┌──
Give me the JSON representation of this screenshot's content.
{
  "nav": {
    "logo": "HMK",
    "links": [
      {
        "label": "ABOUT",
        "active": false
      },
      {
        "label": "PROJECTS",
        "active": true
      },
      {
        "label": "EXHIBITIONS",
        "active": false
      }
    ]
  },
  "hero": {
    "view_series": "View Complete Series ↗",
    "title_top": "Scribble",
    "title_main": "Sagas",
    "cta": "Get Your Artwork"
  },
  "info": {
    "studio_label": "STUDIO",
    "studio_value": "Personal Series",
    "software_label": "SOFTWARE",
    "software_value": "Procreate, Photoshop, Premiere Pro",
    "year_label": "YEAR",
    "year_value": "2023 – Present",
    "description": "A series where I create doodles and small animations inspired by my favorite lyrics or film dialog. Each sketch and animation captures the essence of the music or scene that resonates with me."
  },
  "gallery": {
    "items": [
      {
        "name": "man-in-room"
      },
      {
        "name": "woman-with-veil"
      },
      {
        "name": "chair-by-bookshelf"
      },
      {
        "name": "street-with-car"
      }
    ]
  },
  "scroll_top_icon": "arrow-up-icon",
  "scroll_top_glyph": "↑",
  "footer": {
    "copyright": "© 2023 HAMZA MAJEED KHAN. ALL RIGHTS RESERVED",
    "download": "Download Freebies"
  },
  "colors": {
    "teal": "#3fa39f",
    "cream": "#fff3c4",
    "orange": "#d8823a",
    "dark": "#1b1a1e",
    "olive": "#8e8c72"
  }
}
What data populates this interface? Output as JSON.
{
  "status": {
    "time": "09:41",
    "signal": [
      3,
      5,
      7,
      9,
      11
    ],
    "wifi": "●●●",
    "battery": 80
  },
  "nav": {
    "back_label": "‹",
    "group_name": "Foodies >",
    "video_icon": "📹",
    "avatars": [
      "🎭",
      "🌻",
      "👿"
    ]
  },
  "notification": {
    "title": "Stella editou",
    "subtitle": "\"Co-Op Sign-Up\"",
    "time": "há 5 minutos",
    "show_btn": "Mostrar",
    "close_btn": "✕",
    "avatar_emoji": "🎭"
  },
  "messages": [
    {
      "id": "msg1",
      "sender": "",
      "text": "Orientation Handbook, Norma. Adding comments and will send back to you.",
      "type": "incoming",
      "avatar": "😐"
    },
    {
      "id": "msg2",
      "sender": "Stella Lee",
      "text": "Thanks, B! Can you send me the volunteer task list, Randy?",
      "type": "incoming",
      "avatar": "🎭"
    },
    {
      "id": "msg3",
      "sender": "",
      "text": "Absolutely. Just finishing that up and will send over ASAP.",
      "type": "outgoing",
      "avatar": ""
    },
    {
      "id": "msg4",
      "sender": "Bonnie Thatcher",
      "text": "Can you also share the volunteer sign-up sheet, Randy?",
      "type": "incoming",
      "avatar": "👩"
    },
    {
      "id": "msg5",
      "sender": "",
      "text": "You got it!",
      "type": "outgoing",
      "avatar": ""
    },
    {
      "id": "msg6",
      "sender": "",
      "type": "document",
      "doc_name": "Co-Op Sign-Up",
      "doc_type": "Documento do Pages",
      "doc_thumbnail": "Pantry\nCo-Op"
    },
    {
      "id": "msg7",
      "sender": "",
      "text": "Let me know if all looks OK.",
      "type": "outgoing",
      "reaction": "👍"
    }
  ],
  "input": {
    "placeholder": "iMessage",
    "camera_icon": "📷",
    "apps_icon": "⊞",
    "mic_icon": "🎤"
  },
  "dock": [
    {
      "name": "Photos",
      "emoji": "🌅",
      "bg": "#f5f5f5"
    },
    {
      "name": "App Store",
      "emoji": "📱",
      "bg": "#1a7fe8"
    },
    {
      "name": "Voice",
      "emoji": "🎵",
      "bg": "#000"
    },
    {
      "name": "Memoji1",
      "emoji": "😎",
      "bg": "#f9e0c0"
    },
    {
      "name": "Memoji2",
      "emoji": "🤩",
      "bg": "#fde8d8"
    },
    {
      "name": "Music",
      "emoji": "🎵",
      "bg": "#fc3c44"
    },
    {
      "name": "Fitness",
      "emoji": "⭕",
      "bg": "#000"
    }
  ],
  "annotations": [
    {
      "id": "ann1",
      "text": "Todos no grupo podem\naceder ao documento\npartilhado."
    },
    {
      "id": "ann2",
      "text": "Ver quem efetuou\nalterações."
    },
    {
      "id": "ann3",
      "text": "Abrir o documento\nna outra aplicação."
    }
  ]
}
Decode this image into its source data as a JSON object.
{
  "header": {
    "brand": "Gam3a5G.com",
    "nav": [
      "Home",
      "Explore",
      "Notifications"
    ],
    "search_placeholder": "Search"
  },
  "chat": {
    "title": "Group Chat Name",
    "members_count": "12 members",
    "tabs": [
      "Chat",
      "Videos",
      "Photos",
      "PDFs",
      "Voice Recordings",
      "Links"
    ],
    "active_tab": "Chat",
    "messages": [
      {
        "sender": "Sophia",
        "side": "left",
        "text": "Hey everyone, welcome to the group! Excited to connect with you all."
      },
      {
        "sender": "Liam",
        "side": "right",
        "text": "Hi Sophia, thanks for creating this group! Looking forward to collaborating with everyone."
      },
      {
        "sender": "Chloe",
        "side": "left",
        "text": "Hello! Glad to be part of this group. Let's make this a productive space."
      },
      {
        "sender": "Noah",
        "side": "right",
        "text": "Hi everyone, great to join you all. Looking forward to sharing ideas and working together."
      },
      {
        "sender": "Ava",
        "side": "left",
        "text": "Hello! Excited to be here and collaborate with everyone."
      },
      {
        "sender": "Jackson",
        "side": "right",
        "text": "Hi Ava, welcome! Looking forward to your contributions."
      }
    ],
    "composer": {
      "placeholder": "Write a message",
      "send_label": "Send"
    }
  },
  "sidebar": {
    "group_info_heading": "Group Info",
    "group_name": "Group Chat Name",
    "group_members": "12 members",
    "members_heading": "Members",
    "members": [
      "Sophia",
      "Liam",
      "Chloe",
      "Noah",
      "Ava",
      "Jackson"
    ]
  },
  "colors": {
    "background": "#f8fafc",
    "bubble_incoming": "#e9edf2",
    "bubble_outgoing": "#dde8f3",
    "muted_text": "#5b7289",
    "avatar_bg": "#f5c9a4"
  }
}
└──
REQUIRED TASK: Copy out every line of the data above, exactly as given.

WRITTEN RESPONSE:
Give me the JSON representation of this screenshot's content.
{
  "nav": {
    "logo": "HMK",
    "links": [
      {
        "label": "ABOUT",
        "active": false
      },
      {
        "label": "PROJECTS",
        "active": true
      },
      {
        "label": "EXHIBITIONS",
        "active": false
      }
    ]
  },
  "hero": {
    "view_series": "View Complete Series ↗",
    "title_top": "Scribble",
    "title_main": "Sagas",
    "cta": "Get Your Artwork"
  },
  "info": {
    "studio_label": "STUDIO",
    "studio_value": "Personal Series",
    "software_label": "SOFTWARE",
    "software_value": "Procreate, Photoshop, Premiere Pro",
    "year_label": "YEAR",
    "year_value": "2023 – Present",
    "description": "A series where I create doodles and small animations inspired by my favorite lyrics or film dialog. Each sketch and animation captures the essence of the music or scene that resonates with me."
  },
  "gallery": {
    "items": [
      {
        "name": "man-in-room"
      },
      {
        "name": "woman-with-veil"
      },
      {
        "name": "chair-by-bookshelf"
      },
      {
        "name": "street-with-car"
      }
    ]
  },
  "scroll_top_icon": "arrow-up-icon",
  "scroll_top_glyph": "↑",
  "footer": {
    "copyright": "© 2023 HAMZA MAJEED KHAN. ALL RIGHTS RESERVED",
    "download": "Download Freebies"
  },
  "colors": {
    "teal": "#3fa39f",
    "cream": "#fff3c4",
    "orange": "#d8823a",
    "dark": "#1b1a1e",
    "olive": "#8e8c72"
  }
}
What data populates this interface? Output as JSON.
{
  "status": {
    "time": "09:41",
    "signal": [
      3,
      5,
      7,
      9,
      11
    ],
    "wifi": "●●●",
    "battery": 80
  },
  "nav": {
    "back_label": "‹",
    "group_name": "Foodies >",
    "video_icon": "📹",
    "avatars": [
      "🎭",
      "🌻",
      "👿"
    ]
  },
  "notification": {
    "title": "Stella editou",
    "subtitle": "\"Co-Op Sign-Up\"",
    "time": "há 5 minutos",
    "show_btn": "Mostrar",
    "close_btn": "✕",
    "avatar_emoji": "🎭"
  },
  "messages": [
    {
      "id": "msg1",
      "sender": "",
      "text": "Orientation Handbook, Norma. Adding comments and will send back to you.",
      "type": "incoming",
      "avatar": "😐"
    },
    {
      "id": "msg2",
      "sender": "Stella Lee",
      "text": "Thanks, B! Can you send me the volunteer task list, Randy?",
      "type": "incoming",
      "avatar": "🎭"
    },
    {
      "id": "msg3",
      "sender": "",
      "text": "Absolutely. Just finishing that up and will send over ASAP.",
      "type": "outgoing",
      "avatar": ""
    },
    {
      "id": "msg4",
      "sender": "Bonnie Thatcher",
      "text": "Can you also share the volunteer sign-up sheet, Randy?",
      "type": "incoming",
      "avatar": "👩"
    },
    {
      "id": "msg5",
      "sender": "",
      "text": "You got it!",
      "type": "outgoing",
      "avatar": ""
    },
    {
      "id": "msg6",
      "sender": "",
      "type": "document",
      "doc_name": "Co-Op Sign-Up",
      "doc_type": "Documento do Pages",
      "doc_thumbnail": "Pantry\nCo-Op"
    },
    {
      "id": "msg7",
      "sender": "",
      "text": "Let me know if all looks OK.",
      "type": "outgoing",
      "reaction": "👍"
    }
  ],
  "input": {
    "placeholder": "iMessage",
    "camera_icon": "📷",
    "apps_icon": "⊞",
    "mic_icon": "🎤"
  },
  "dock": [
    {
      "name": "Photos",
      "emoji": "🌅",
      "bg": "#f5f5f5"
    },
    {
      "name": "App Store",
      "emoji": "📱",
      "bg": "#1a7fe8"
    },
    {
      "name": "Voice",
      "emoji": "🎵",
      "bg": "#000"
    },
    {
      "name": "Memoji1",
      "emoji": "😎",
      "bg": "#f9e0c0"
    },
    {
      "name": "Memoji2",
      "emoji": "🤩",
      "bg": "#fde8d8"
    },
    {
      "name": "Music",
      "emoji": "🎵",
      "bg": "#fc3c44"
    },
    {
      "name": "Fitness",
      "emoji": "⭕",
      "bg": "#000"
    }
  ],
  "annotations": [
    {
      "id": "ann1",
      "text": "Todos no grupo podem\naceder ao documento\npartilhado."
    },
    {
      "id": "ann2",
      "text": "Ver quem efetuou\nalterações."
    },
    {
      "id": "ann3",
      "text": "Abrir o documento\nna outra aplicação."
    }
  ]
}
Decode this image into its source data as a JSON object.
{
  "header": {
    "brand": "Gam3a5G.com",
    "nav": [
      "Home",
      "Explore",
      "Notifications"
    ],
    "search_placeholder": "Search"
  },
  "chat": {
    "title": "Group Chat Name",
    "members_count": "12 members",
    "tabs": [
      "Chat",
      "Videos",
      "Photos",
      "PDFs",
      "Voice Recordings",
      "Links"
    ],
    "active_tab": "Chat",
    "messages": [
      {
        "sender": "Sophia",
        "side": "left",
        "text": "Hey everyone, welcome to the group! Excited to connect with you all."
      },
      {
        "sender": "Liam",
        "side": "right",
        "text": "Hi Sophia, thanks for creating this group! Looking forward to collaborating with everyone."
      },
      {
        "sender": "Chloe",
        "side": "left",
        "text": "Hello! Glad to be part of this group. Let's make this a productive space."
      },
      {
        "sender": "Noah",
        "side": "right",
        "text": "Hi everyone, great to join you all. Looking forward to sharing ideas and working together."
      },
      {
        "sender": "Ava",
        "side": "left",
        "text": "Hello! Excited to be here and collaborate with everyone."
      },
      {
        "sender": "Jackson",
        "side": "right",
        "text": "Hi Ava, welcome! Looking forward to your contributions."
      }
    ],
    "composer": {
      "placeholder": "Write a message",
      "send_label": "Send"
    }
  },
  "sidebar": {
    "group_info_heading": "Group Info",
    "group_name": "Group Chat Name",
    "group_members": "12 members",
    "members_heading": "Members",
    "members": [
      "Sophia",
      "Liam",
      "Chloe",
      "Noah",
      "Ava",
      "Jackson"
    ]
  },
  "colors": {
    "background": "#f8fafc",
    "bubble_incoming": "#e9edf2",
    "bubble_outgoing": "#dde8f3",
    "muted_text": "#5b7289",
    "avatar_bg": "#f5c9a4"
  }
}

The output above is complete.